#### [TASK PROMPT]
Pictures do not belong in the copy. Write out exactly the lines from the one containing "What text is on this page?" through the end of the data.

>>>

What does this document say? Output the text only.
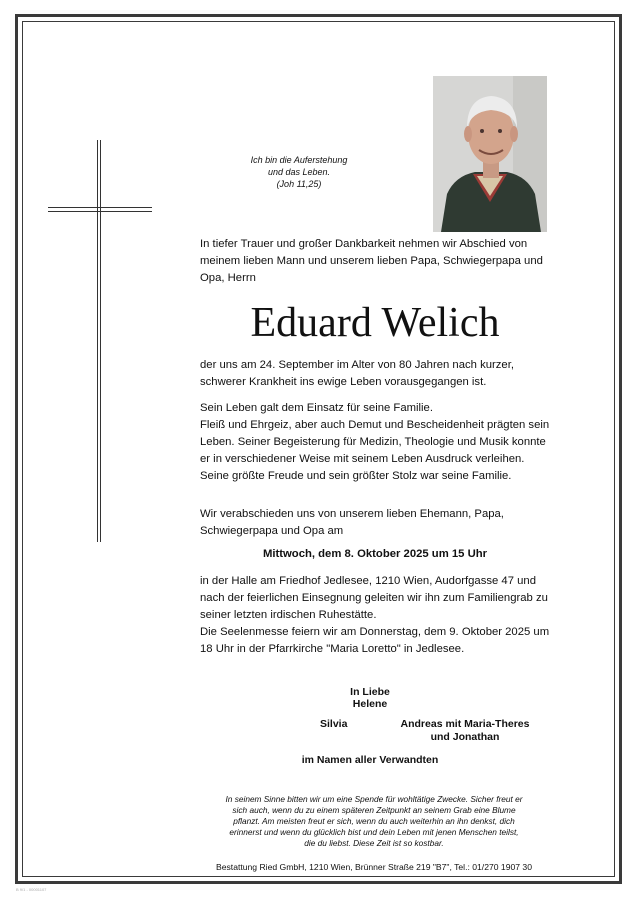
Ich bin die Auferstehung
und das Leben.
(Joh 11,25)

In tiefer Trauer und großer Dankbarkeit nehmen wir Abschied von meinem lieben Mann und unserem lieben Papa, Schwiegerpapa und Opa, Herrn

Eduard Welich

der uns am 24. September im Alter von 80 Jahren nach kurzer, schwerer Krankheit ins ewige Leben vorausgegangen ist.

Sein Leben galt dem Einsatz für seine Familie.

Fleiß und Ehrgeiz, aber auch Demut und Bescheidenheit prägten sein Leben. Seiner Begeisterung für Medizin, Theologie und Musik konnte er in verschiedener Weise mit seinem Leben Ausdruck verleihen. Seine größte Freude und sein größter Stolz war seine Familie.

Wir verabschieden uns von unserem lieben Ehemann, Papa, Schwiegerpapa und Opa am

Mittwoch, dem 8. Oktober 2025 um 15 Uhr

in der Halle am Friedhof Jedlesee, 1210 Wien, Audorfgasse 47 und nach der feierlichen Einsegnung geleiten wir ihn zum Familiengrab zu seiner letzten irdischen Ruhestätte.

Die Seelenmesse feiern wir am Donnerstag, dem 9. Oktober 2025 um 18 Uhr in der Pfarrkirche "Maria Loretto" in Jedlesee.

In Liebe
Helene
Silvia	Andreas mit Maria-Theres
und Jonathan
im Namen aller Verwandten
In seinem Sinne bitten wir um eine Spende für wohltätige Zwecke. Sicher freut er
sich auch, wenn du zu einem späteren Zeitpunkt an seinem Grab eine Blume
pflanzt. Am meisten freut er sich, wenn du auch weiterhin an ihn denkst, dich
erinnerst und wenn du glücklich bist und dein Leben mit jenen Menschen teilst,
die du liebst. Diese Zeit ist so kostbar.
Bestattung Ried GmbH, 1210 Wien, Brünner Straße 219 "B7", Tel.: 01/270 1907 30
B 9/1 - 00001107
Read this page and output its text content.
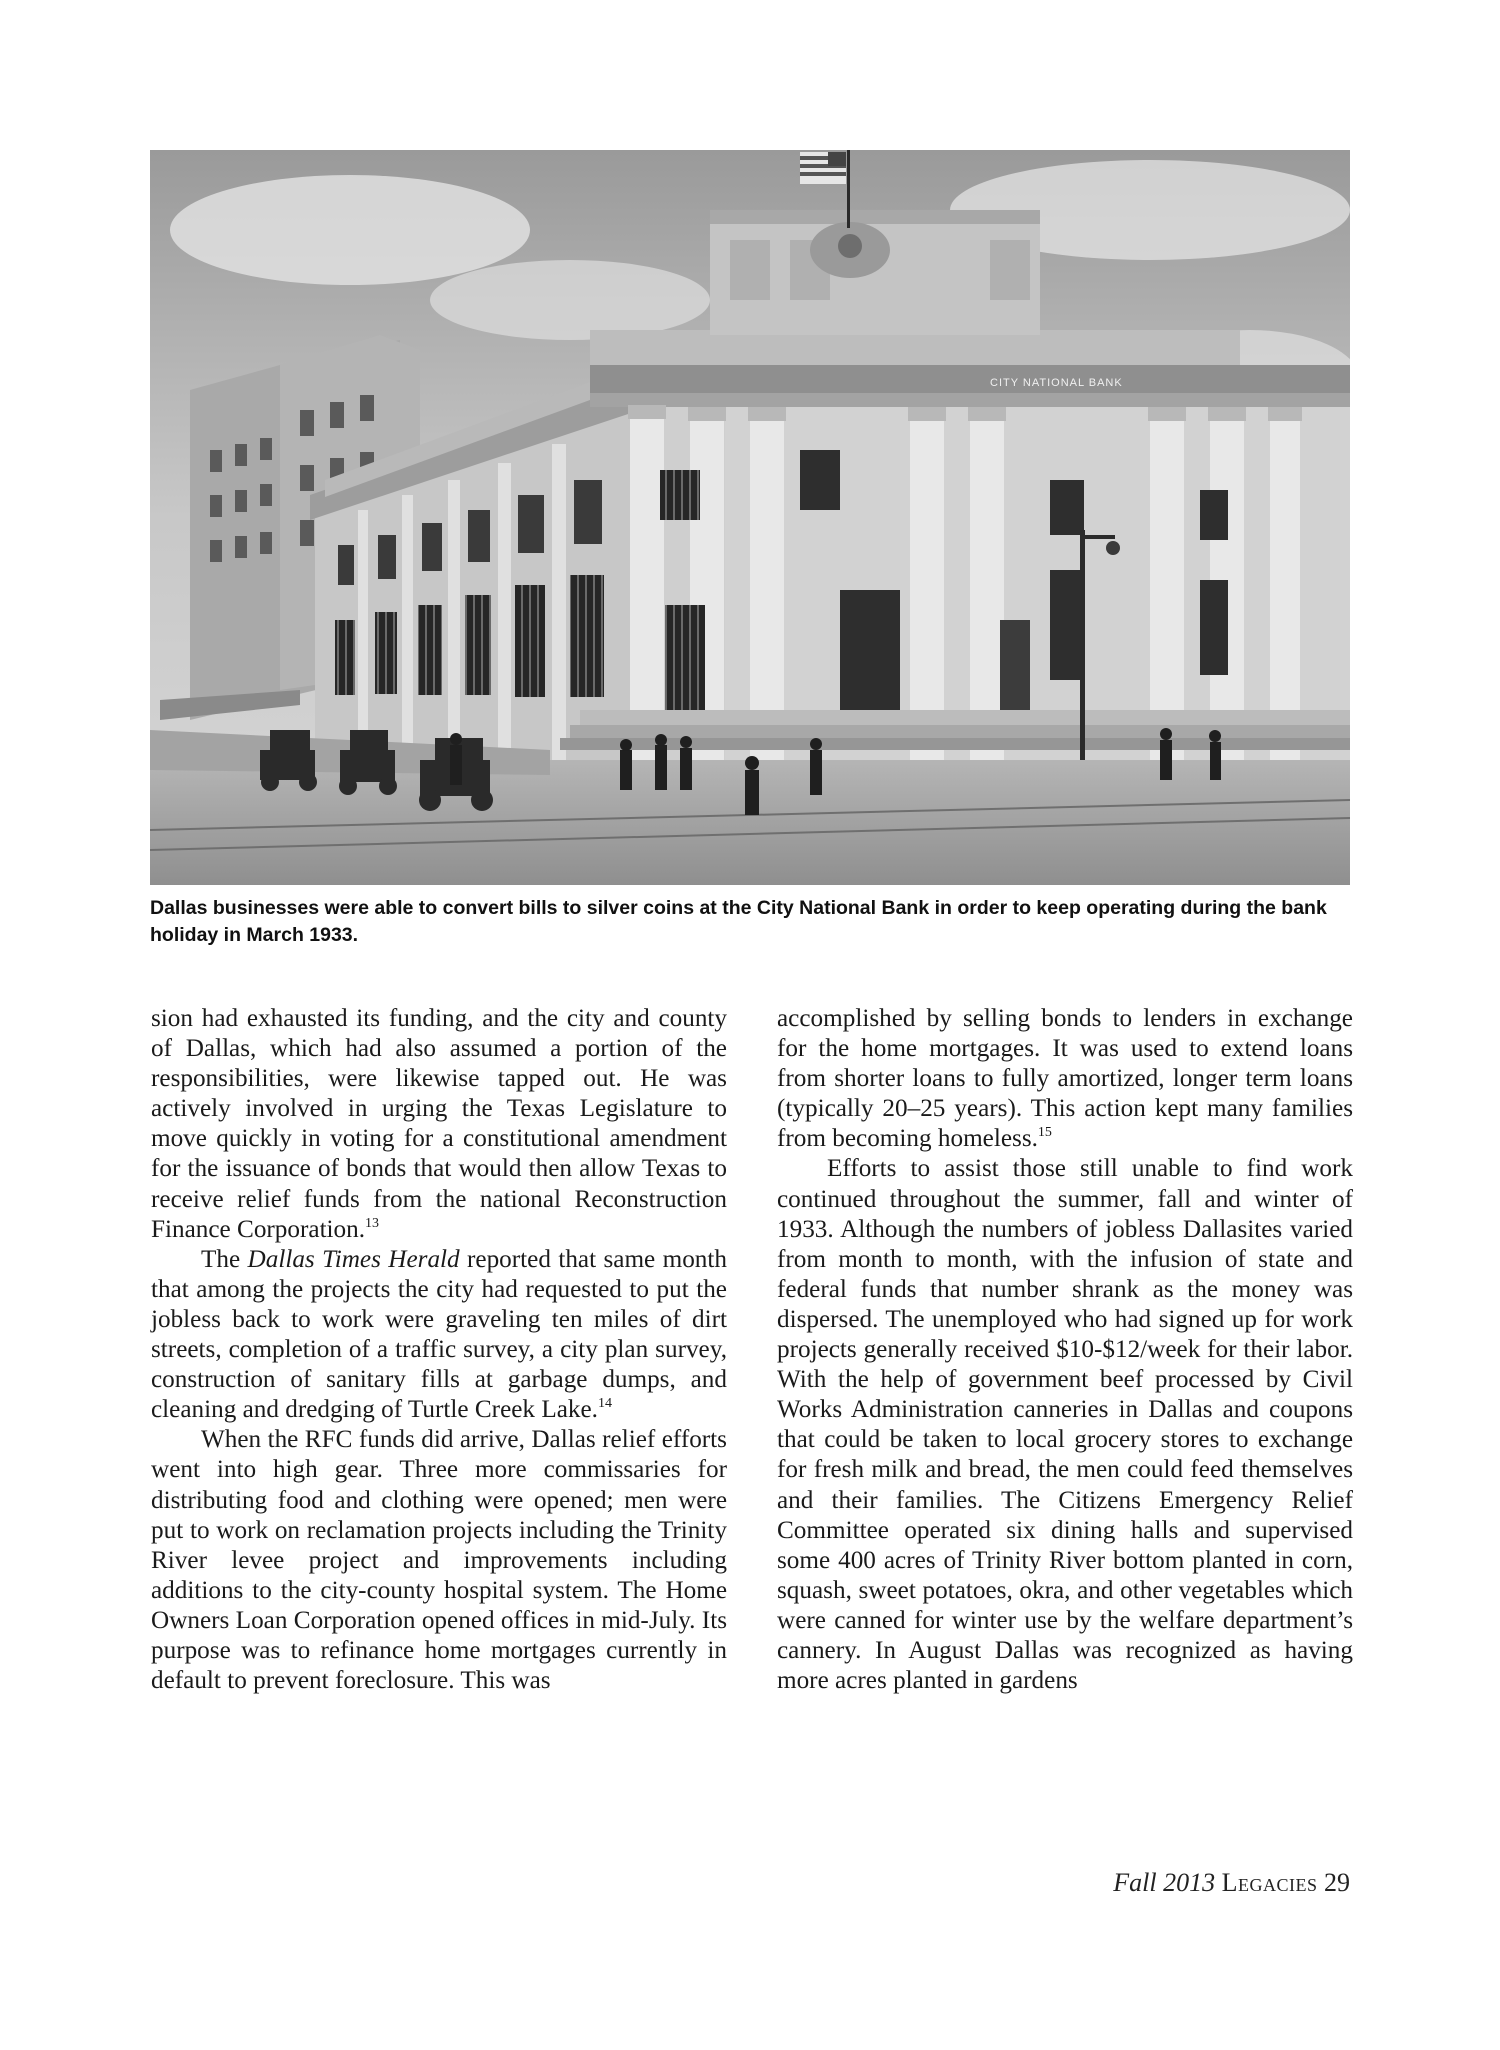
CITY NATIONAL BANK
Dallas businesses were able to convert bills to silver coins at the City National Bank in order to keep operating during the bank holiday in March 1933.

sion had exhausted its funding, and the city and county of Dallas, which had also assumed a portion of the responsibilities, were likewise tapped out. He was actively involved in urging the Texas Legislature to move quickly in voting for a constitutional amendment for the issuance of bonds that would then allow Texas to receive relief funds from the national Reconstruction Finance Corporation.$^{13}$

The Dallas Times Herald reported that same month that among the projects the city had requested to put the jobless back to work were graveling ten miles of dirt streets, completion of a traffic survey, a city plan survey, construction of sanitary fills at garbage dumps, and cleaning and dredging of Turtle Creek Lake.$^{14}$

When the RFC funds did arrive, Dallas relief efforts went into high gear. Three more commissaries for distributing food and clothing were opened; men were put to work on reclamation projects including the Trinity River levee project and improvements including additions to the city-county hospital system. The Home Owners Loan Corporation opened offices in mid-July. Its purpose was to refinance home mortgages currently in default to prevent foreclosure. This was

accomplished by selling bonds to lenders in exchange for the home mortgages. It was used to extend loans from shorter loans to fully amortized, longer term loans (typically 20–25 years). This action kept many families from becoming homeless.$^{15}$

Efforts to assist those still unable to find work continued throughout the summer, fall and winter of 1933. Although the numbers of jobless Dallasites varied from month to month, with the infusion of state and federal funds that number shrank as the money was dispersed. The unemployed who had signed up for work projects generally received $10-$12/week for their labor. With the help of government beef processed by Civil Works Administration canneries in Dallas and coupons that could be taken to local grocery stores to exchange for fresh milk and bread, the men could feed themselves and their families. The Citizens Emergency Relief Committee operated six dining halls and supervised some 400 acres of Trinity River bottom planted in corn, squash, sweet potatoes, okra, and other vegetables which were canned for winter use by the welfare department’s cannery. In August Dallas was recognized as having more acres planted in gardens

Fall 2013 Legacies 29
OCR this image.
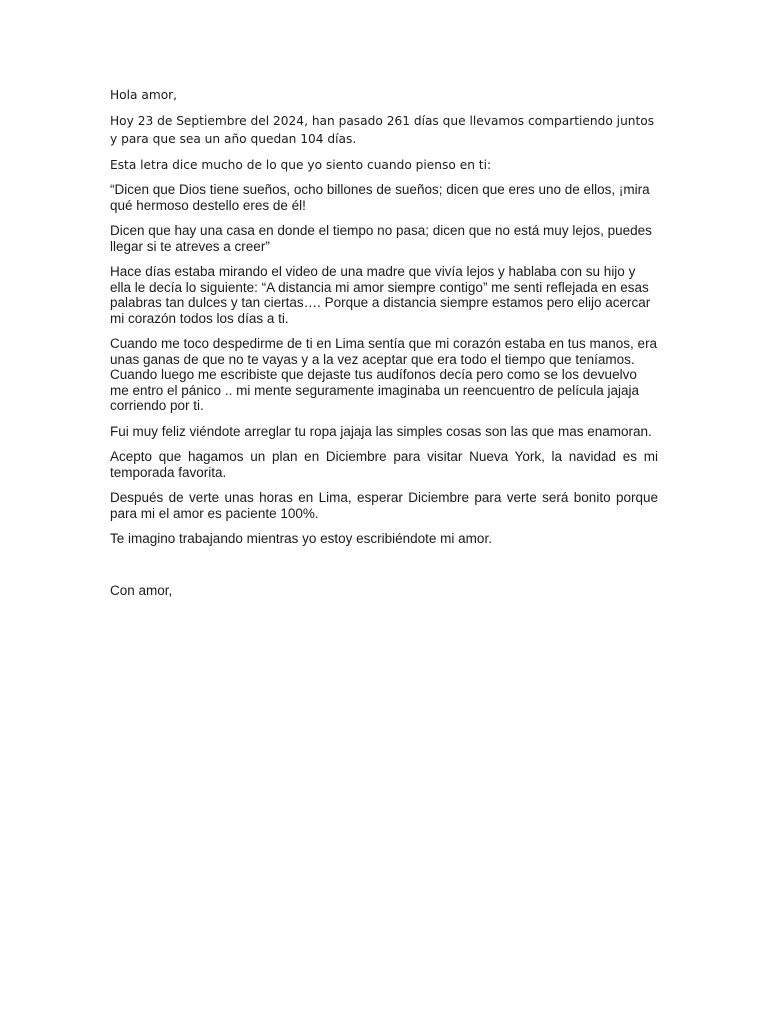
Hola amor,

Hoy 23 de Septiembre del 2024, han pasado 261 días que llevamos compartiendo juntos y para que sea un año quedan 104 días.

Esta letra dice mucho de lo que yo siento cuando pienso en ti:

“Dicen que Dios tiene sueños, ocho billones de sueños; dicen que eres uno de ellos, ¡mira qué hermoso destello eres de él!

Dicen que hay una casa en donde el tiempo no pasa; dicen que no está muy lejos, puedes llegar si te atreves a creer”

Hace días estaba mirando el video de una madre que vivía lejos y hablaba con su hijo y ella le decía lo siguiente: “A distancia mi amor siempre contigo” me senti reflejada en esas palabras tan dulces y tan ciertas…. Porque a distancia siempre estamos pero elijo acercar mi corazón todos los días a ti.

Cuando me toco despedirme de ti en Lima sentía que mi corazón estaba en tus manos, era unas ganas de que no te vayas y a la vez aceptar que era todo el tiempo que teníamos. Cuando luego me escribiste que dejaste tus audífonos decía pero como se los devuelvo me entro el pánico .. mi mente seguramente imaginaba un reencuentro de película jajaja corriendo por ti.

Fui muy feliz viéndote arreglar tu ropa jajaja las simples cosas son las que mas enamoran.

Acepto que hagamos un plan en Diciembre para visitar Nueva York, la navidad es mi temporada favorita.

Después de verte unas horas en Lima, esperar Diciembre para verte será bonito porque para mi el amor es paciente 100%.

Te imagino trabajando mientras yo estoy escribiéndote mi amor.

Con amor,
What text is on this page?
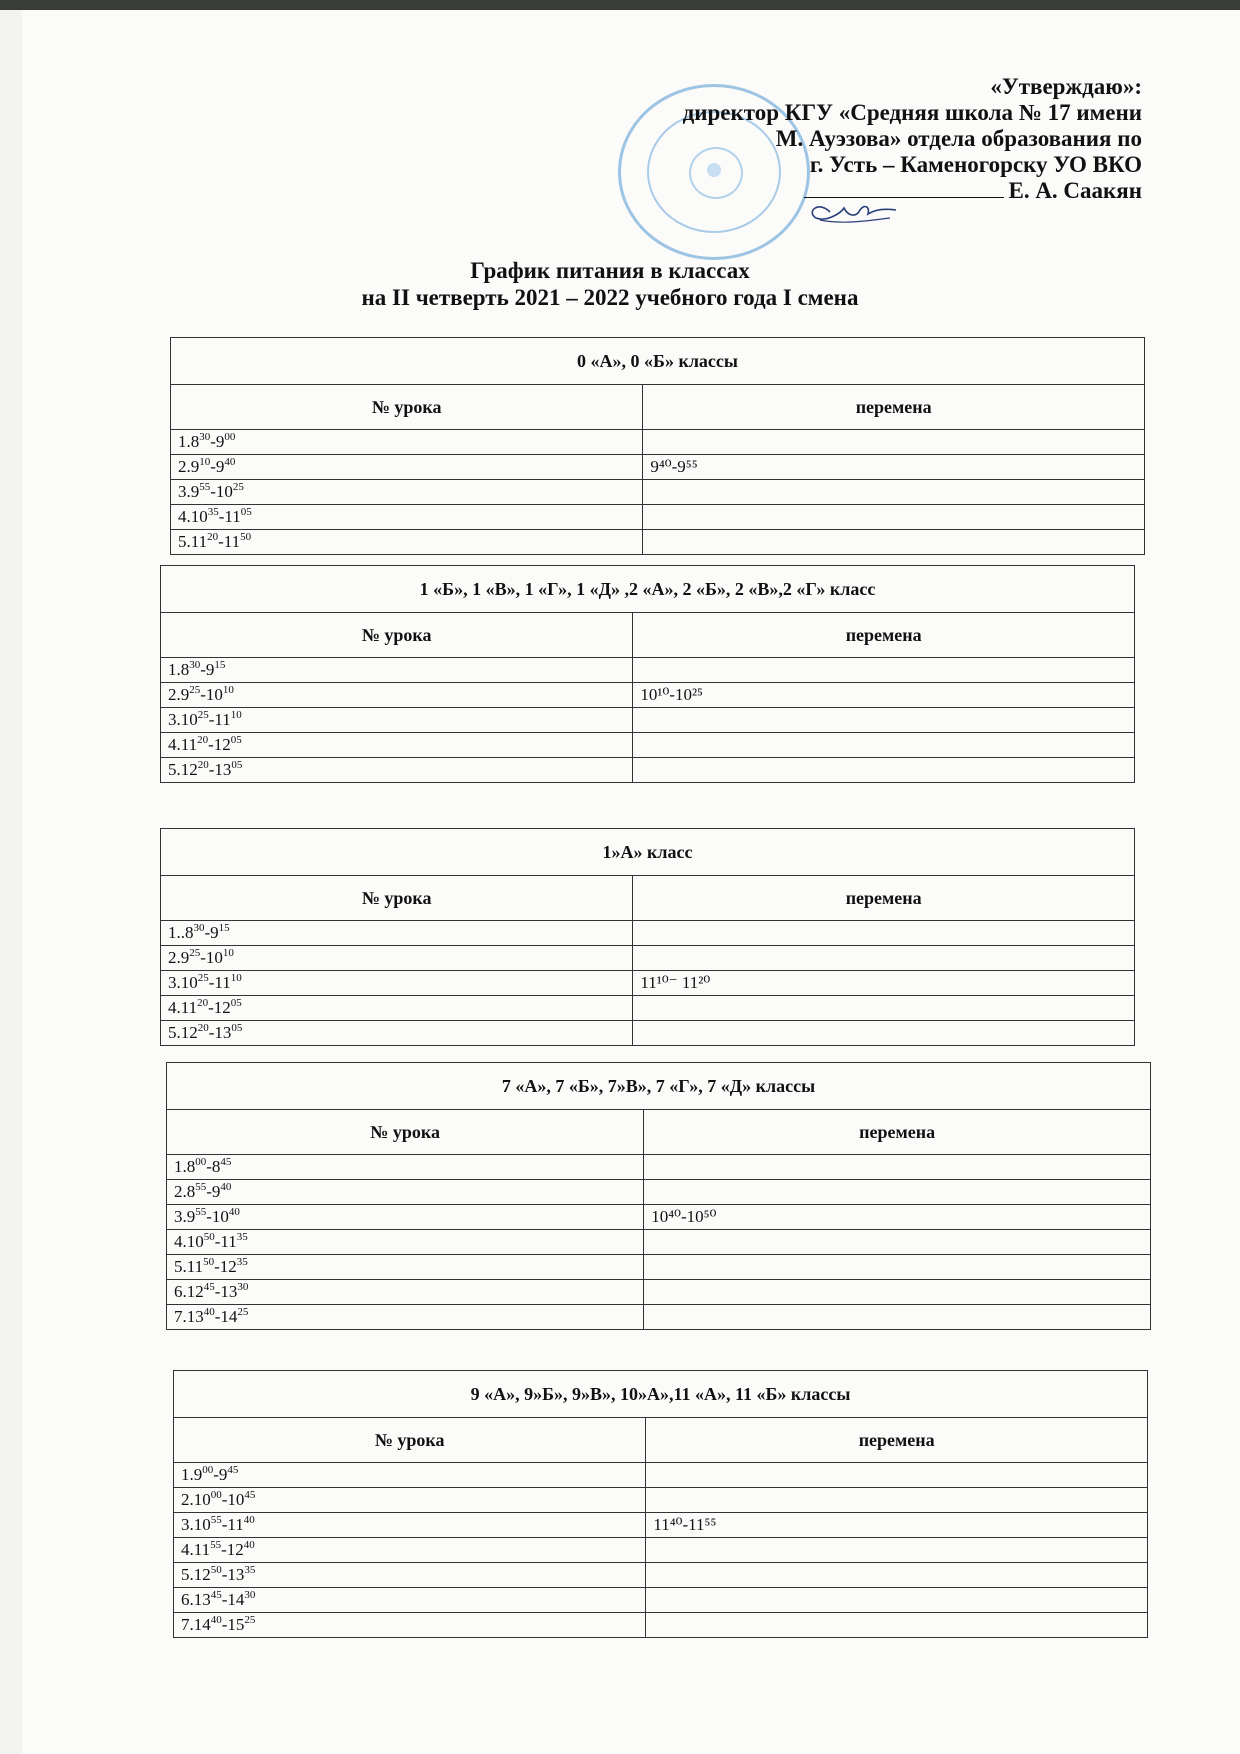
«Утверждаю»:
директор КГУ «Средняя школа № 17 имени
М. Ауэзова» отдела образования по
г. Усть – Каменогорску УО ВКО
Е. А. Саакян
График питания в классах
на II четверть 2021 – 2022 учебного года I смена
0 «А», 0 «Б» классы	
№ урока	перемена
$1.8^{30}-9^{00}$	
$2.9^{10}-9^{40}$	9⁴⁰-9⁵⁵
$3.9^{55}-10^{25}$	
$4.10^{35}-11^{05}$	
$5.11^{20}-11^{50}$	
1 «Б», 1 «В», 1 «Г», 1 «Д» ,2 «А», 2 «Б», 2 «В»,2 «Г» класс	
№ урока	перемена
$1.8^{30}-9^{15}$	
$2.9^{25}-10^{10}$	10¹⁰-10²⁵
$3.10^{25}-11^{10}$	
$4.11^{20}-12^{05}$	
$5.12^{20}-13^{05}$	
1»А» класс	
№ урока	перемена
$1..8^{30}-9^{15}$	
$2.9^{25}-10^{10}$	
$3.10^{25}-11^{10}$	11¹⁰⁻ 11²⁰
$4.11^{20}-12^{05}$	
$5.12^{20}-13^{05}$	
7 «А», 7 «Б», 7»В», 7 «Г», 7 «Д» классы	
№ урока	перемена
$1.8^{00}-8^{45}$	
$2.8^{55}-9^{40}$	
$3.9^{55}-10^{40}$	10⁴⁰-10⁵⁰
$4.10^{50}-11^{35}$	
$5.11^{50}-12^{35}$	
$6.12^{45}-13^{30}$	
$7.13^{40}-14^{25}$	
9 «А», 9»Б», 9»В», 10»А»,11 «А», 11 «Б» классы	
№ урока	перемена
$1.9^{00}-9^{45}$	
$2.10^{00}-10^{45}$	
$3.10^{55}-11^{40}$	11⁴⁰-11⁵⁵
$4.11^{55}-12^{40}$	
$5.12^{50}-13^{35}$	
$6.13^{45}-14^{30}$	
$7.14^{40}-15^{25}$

<<<

#### [SOLUTION BELOW]
What text is on this page?
«Утверждаю»:
директор КГУ «Средняя школа № 17 имени
М. Ауэзова» отдела образования по
г. Усть – Каменогорску УО ВКО
Е. А. Саакян
График питания в классах
на II четверть 2021 – 2022 учебного года I смена
0 «А», 0 «Б» классы	
№ урока	перемена
$1.8^{30}-9^{00}$	
$2.9^{10}-9^{40}$	9⁴⁰-9⁵⁵
$3.9^{55}-10^{25}$	
$4.10^{35}-11^{05}$	
$5.11^{20}-11^{50}$	
1 «Б», 1 «В», 1 «Г», 1 «Д» ,2 «А», 2 «Б», 2 «В»,2 «Г» класс	
№ урока	перемена
$1.8^{30}-9^{15}$	
$2.9^{25}-10^{10}$	10¹⁰-10²⁵
$3.10^{25}-11^{10}$	
$4.11^{20}-12^{05}$	
$5.12^{20}-13^{05}$	
1»А» класс	
№ урока	перемена
$1..8^{30}-9^{15}$	
$2.9^{25}-10^{10}$	
$3.10^{25}-11^{10}$	11¹⁰⁻ 11²⁰
$4.11^{20}-12^{05}$	
$5.12^{20}-13^{05}$	
7 «А», 7 «Б», 7»В», 7 «Г», 7 «Д» классы	
№ урока	перемена
$1.8^{00}-8^{45}$	
$2.8^{55}-9^{40}$	
$3.9^{55}-10^{40}$	10⁴⁰-10⁵⁰
$4.10^{50}-11^{35}$	
$5.11^{50}-12^{35}$	
$6.12^{45}-13^{30}$	
$7.13^{40}-14^{25}$	
9 «А», 9»Б», 9»В», 10»А»,11 «А», 11 «Б» классы	
№ урока	перемена
$1.9^{00}-9^{45}$	
$2.10^{00}-10^{45}$	
$3.10^{55}-11^{40}$	11⁴⁰-11⁵⁵
$4.11^{55}-12^{40}$	
$5.12^{50}-13^{35}$	
$6.13^{45}-14^{30}$	
$7.14^{40}-15^{25}$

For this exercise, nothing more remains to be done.